### What is being asked
The entire listing is to be repeated verbatim.

=====

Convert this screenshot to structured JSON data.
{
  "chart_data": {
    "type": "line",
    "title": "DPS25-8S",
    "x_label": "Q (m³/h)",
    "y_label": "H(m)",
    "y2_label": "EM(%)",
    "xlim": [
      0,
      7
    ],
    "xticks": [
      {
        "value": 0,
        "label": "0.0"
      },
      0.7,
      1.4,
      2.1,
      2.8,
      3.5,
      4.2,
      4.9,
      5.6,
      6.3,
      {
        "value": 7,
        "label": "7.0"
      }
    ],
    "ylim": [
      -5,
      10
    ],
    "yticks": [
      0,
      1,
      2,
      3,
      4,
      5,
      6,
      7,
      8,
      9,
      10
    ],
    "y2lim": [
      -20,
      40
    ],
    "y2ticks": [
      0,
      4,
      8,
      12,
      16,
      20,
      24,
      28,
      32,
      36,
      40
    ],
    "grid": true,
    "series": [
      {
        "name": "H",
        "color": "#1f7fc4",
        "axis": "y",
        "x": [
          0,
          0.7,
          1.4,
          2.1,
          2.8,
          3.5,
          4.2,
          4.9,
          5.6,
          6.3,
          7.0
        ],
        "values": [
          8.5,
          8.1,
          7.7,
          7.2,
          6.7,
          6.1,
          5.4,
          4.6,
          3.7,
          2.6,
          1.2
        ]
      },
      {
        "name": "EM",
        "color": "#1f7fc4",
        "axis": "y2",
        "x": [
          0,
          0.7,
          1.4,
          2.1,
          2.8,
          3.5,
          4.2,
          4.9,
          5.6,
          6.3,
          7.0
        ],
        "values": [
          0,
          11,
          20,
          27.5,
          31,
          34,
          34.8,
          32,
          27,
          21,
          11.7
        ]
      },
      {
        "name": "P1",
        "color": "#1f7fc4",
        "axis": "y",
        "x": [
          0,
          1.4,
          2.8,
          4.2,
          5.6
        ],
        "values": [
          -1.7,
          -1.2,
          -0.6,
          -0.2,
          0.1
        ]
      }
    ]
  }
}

=====

### Solution for this exercise
Convert this screenshot to structured JSON data.
{
  "chart_data": {
    "type": "line",
    "title": "DPS25-8S",
    "x_label": "Q (m³/h)",
    "y_label": "H(m)",
    "y2_label": "EM(%)",
    "xlim": [
      0,
      7
    ],
    "xticks": [
      {
        "value": 0,
        "label": "0.0"
      },
      0.7,
      1.4,
      2.1,
      2.8,
      3.5,
      4.2,
      4.9,
      5.6,
      6.3,
      {
        "value": 7,
        "label": "7.0"
      }
    ],
    "ylim": [
      -5,
      10
    ],
    "yticks": [
      0,
      1,
      2,
      3,
      4,
      5,
      6,
      7,
      8,
      9,
      10
    ],
    "y2lim": [
      -20,
      40
    ],
    "y2ticks": [
      0,
      4,
      8,
      12,
      16,
      20,
      24,
      28,
      32,
      36,
      40
    ],
    "grid": true,
    "series": [
      {
        "name": "H",
        "color": "#1f7fc4",
        "axis": "y",
        "x": [
          0,
          0.7,
          1.4,
          2.1,
          2.8,
          3.5,
          4.2,
          4.9,
          5.6,
          6.3,
          7.0
        ],
        "values": [
          8.5,
          8.1,
          7.7,
          7.2,
          6.7,
          6.1,
          5.4,
          4.6,
          3.7,
          2.6,
          1.2
        ]
      },
      {
        "name": "EM",
        "color": "#1f7fc4",
        "axis": "y2",
        "x": [
          0,
          0.7,
          1.4,
          2.1,
          2.8,
          3.5,
          4.2,
          4.9,
          5.6,
          6.3,
          7.0
        ],
        "values": [
          0,
          11,
          20,
          27.5,
          31,
          34,
          34.8,
          32,
          27,
          21,
          11.7
        ]
      },
      {
        "name": "P1",
        "color": "#1f7fc4",
        "axis": "y",
        "x": [
          0,
          1.4,
          2.8,
          4.2,
          5.6
        ],
        "values": [
          -1.7,
          -1.2,
          -0.6,
          -0.2,
          0.1
        ]
      }
    ]
  }
}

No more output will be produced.